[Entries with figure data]
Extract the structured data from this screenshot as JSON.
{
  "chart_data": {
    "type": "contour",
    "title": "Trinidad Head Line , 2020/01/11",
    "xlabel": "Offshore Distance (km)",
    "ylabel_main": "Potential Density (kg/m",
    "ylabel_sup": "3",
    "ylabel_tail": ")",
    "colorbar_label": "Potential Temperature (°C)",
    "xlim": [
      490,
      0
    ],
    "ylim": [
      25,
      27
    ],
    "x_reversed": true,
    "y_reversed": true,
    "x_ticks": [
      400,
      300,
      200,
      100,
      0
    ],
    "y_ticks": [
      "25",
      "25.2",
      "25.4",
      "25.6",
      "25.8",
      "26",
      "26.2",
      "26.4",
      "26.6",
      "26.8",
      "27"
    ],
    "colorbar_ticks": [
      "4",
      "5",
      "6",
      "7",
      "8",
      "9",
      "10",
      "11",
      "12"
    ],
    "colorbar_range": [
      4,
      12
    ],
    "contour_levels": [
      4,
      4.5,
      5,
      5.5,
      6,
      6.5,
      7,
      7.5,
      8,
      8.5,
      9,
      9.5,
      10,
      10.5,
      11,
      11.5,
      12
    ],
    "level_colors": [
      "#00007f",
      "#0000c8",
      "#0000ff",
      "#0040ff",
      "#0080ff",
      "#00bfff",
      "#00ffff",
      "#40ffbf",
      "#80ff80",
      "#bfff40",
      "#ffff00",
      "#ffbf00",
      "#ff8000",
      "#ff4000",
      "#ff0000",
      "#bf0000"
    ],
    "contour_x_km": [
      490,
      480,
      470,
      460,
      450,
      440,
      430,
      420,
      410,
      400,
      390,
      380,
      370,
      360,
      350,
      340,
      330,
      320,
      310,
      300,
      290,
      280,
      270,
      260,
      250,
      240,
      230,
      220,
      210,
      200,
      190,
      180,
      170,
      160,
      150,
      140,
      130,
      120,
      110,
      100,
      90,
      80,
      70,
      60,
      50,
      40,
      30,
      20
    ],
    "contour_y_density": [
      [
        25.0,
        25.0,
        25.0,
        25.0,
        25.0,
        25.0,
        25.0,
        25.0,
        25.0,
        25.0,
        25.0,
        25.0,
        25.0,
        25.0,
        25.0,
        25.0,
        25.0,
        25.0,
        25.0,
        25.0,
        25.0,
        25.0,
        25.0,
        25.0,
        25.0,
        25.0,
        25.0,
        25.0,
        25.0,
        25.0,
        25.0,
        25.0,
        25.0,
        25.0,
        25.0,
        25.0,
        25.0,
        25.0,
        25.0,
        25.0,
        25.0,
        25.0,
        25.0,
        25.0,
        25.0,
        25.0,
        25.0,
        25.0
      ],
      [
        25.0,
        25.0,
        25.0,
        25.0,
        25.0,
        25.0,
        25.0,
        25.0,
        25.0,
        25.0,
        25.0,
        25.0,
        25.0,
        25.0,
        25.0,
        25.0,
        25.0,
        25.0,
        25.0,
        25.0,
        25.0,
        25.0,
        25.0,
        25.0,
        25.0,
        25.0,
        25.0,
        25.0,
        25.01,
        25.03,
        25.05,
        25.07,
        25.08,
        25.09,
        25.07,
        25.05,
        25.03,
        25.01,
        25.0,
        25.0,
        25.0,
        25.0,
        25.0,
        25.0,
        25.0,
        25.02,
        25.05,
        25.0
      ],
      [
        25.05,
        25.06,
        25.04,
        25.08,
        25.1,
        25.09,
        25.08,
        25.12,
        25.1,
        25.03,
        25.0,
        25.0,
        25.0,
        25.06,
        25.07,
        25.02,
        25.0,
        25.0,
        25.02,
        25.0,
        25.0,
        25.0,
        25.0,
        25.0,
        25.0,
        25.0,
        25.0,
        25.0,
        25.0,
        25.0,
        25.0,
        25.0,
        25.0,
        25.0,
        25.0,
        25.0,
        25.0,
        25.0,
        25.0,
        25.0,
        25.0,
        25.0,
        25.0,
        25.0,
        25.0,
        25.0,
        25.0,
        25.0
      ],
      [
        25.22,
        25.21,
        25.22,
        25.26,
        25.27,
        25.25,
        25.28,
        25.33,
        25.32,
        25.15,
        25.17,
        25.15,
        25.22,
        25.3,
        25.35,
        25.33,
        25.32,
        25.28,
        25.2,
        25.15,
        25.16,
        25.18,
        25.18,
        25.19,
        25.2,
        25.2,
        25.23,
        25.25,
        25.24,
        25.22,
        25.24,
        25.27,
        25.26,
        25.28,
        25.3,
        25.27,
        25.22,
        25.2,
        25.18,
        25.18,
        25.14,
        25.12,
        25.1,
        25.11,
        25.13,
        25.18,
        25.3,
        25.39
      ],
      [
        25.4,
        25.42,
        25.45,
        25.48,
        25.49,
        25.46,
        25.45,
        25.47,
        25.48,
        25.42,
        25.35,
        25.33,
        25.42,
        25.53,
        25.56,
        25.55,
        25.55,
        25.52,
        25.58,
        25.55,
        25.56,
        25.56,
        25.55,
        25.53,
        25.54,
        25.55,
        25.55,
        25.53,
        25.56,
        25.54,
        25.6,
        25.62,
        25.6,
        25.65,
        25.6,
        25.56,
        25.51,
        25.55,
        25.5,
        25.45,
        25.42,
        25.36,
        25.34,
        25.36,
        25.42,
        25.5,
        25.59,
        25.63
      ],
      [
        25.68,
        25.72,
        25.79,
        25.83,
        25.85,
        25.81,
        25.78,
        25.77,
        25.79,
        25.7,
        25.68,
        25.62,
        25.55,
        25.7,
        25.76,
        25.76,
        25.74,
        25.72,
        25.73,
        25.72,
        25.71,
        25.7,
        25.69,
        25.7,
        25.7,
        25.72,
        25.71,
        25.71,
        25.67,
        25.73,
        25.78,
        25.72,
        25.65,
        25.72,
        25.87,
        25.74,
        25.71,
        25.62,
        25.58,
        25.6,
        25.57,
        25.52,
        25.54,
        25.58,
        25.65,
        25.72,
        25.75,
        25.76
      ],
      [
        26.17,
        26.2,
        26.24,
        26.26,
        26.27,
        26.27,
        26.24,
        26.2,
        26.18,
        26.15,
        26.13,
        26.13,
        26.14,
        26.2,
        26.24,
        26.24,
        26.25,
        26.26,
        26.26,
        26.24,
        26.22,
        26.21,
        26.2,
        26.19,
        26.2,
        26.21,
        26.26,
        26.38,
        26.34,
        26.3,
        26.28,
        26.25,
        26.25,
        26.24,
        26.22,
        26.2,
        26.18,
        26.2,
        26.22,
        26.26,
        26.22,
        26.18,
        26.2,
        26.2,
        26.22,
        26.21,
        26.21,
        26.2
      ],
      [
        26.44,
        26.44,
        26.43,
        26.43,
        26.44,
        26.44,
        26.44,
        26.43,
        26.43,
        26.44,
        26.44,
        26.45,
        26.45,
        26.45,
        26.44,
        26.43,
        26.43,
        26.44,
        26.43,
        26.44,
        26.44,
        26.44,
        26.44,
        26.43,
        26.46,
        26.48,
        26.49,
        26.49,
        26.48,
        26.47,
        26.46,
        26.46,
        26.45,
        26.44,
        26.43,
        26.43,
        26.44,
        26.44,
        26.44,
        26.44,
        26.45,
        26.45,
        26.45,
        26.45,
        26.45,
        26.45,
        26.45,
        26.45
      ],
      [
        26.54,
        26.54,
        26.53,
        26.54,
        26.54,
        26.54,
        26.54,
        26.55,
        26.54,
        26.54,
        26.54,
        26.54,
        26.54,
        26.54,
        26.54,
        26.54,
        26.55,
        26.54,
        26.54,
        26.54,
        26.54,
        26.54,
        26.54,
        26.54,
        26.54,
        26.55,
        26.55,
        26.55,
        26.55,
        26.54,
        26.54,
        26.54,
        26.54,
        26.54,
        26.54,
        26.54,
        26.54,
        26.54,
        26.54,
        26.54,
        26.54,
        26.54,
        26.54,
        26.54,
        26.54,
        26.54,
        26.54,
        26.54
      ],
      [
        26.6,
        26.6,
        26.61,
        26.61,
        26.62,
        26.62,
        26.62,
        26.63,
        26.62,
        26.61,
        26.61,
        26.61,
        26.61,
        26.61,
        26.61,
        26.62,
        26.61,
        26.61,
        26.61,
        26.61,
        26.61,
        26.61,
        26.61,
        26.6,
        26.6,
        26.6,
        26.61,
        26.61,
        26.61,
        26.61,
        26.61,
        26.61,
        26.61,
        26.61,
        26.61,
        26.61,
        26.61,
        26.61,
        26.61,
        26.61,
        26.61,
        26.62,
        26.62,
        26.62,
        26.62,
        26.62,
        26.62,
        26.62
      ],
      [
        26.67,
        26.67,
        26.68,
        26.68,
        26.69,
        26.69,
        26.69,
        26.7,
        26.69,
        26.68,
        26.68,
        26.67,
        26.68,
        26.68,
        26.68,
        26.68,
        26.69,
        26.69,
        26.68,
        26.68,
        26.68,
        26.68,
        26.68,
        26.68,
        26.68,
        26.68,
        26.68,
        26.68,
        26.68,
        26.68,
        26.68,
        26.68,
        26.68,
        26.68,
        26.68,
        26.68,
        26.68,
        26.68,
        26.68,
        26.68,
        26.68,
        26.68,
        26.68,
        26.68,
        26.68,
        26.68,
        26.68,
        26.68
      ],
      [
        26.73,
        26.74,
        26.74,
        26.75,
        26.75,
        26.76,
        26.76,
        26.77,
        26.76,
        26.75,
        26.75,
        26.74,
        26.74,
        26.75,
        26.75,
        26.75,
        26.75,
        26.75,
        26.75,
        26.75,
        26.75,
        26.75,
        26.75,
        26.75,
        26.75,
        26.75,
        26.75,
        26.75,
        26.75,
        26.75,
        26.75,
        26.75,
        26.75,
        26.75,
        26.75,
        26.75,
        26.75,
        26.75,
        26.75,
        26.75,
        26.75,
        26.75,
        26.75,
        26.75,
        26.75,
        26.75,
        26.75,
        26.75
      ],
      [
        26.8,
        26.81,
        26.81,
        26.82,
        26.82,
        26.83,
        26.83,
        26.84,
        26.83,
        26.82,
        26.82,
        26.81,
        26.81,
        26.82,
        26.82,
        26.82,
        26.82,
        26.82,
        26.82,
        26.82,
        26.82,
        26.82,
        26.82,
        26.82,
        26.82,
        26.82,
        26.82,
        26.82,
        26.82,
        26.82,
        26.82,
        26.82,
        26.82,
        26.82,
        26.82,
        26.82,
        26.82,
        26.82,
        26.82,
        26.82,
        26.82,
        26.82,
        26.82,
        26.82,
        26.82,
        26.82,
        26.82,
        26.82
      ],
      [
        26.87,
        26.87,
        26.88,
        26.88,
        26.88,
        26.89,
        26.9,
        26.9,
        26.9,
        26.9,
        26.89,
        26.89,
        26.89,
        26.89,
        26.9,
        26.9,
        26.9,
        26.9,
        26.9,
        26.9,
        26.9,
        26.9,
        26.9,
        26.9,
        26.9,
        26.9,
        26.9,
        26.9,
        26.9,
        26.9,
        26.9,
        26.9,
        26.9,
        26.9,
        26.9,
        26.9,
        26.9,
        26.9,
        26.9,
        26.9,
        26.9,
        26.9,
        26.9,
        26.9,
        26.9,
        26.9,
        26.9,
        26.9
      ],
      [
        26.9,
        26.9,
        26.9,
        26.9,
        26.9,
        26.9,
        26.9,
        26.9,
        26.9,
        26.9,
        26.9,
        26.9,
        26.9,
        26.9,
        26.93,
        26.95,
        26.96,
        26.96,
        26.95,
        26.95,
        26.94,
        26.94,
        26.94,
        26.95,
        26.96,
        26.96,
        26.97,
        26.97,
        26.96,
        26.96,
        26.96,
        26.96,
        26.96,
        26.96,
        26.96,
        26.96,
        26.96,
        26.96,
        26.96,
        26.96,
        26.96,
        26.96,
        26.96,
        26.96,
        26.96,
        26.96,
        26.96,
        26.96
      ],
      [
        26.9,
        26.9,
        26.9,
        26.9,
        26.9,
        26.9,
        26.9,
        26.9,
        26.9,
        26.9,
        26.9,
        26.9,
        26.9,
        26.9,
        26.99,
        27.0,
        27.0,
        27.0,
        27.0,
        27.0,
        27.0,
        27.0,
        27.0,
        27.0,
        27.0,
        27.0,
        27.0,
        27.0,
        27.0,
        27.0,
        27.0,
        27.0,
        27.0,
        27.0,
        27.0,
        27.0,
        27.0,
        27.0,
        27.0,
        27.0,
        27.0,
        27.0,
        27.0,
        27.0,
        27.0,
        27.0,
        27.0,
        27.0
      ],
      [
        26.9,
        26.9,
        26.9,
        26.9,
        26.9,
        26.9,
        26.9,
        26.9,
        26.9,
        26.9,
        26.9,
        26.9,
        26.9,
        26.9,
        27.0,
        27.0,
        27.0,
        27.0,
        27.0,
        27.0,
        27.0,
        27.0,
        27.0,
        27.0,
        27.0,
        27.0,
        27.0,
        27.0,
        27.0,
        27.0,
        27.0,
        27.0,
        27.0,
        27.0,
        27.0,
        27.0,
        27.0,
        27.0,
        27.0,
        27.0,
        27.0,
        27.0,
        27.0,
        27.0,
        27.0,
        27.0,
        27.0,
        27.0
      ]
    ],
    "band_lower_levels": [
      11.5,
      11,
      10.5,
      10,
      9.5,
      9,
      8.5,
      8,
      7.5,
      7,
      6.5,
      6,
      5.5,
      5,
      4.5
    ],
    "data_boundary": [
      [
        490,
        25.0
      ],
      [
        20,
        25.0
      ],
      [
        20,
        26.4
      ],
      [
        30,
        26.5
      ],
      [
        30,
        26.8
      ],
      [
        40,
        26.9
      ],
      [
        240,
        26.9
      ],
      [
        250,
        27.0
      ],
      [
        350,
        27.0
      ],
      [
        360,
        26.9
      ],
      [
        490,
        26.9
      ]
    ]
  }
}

• EXERCISE AIM
From the data, list each line in which the string "Potential" appears.

• COMPLETED TASK
    "ylabel_main": "Potential Density (kg/m",
    "colorbar_label": "Potential Temperature (°C)",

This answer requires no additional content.